[Dataset entries on figures]
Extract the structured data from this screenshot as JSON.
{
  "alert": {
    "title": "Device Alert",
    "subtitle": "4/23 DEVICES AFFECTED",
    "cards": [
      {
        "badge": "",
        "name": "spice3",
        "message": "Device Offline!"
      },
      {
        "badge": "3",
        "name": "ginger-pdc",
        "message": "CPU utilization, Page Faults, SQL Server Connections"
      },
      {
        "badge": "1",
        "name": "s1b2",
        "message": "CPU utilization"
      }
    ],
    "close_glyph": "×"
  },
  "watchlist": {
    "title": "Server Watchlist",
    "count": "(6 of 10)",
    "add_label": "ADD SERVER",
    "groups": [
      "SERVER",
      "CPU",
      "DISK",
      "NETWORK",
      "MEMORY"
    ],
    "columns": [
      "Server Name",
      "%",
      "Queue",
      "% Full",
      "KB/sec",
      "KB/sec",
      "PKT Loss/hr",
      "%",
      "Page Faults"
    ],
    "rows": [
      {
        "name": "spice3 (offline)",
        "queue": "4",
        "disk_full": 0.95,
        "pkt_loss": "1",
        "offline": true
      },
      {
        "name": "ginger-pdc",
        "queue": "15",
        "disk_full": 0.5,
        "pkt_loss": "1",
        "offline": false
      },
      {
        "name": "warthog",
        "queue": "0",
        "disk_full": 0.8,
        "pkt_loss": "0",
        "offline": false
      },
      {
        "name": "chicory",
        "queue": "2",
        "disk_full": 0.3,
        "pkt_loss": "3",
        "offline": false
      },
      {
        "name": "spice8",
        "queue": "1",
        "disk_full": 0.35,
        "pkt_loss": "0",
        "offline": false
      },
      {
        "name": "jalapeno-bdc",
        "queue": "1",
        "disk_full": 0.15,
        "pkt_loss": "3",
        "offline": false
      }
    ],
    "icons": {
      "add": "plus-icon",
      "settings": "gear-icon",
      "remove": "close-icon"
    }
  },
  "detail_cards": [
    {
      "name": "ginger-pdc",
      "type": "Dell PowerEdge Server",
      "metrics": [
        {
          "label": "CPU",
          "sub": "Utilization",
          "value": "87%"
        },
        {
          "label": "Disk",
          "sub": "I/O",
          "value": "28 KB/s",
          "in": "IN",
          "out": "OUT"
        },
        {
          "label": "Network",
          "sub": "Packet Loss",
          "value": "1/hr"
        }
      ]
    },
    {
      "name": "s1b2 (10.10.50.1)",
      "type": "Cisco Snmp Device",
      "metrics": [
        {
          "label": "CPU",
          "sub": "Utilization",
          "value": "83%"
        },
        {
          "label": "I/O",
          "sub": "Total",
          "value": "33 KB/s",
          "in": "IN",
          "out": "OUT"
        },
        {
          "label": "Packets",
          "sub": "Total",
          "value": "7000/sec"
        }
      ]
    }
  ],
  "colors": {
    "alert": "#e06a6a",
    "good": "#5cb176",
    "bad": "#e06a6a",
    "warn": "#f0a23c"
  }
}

Task instructions | Copy all the records above precisely.

Answer |
Extract the structured data from this screenshot as JSON.
{
  "alert": {
    "title": "Device Alert",
    "subtitle": "4/23 DEVICES AFFECTED",
    "cards": [
      {
        "badge": "",
        "name": "spice3",
        "message": "Device Offline!"
      },
      {
        "badge": "3",
        "name": "ginger-pdc",
        "message": "CPU utilization, Page Faults, SQL Server Connections"
      },
      {
        "badge": "1",
        "name": "s1b2",
        "message": "CPU utilization"
      }
    ],
    "close_glyph": "×"
  },
  "watchlist": {
    "title": "Server Watchlist",
    "count": "(6 of 10)",
    "add_label": "ADD SERVER",
    "groups": [
      "SERVER",
      "CPU",
      "DISK",
      "NETWORK",
      "MEMORY"
    ],
    "columns": [
      "Server Name",
      "%",
      "Queue",
      "% Full",
      "KB/sec",
      "KB/sec",
      "PKT Loss/hr",
      "%",
      "Page Faults"
    ],
    "rows": [
      {
        "name": "spice3 (offline)",
        "queue": "4",
        "disk_full": 0.95,
        "pkt_loss": "1",
        "offline": true
      },
      {
        "name": "ginger-pdc",
        "queue": "15",
        "disk_full": 0.5,
        "pkt_loss": "1",
        "offline": false
      },
      {
        "name": "warthog",
        "queue": "0",
        "disk_full": 0.8,
        "pkt_loss": "0",
        "offline": false
      },
      {
        "name": "chicory",
        "queue": "2",
        "disk_full": 0.3,
        "pkt_loss": "3",
        "offline": false
      },
      {
        "name": "spice8",
        "queue": "1",
        "disk_full": 0.35,
        "pkt_loss": "0",
        "offline": false
      },
      {
        "name": "jalapeno-bdc",
        "queue": "1",
        "disk_full": 0.15,
        "pkt_loss": "3",
        "offline": false
      }
    ],
    "icons": {
      "add": "plus-icon",
      "settings": "gear-icon",
      "remove": "close-icon"
    }
  },
  "detail_cards": [
    {
      "name": "ginger-pdc",
      "type": "Dell PowerEdge Server",
      "metrics": [
        {
          "label": "CPU",
          "sub": "Utilization",
          "value": "87%"
        },
        {
          "label": "Disk",
          "sub": "I/O",
          "value": "28 KB/s",
          "in": "IN",
          "out": "OUT"
        },
        {
          "label": "Network",
          "sub": "Packet Loss",
          "value": "1/hr"
        }
      ]
    },
    {
      "name": "s1b2 (10.10.50.1)",
      "type": "Cisco Snmp Device",
      "metrics": [
        {
          "label": "CPU",
          "sub": "Utilization",
          "value": "83%"
        },
        {
          "label": "I/O",
          "sub": "Total",
          "value": "33 KB/s",
          "in": "IN",
          "out": "OUT"
        },
        {
          "label": "Packets",
          "sub": "Total",
          "value": "7000/sec"
        }
      ]
    }
  ],
  "colors": {
    "alert": "#e06a6a",
    "good": "#5cb176",
    "bad": "#e06a6a",
    "warn": "#f0a23c"
  }
}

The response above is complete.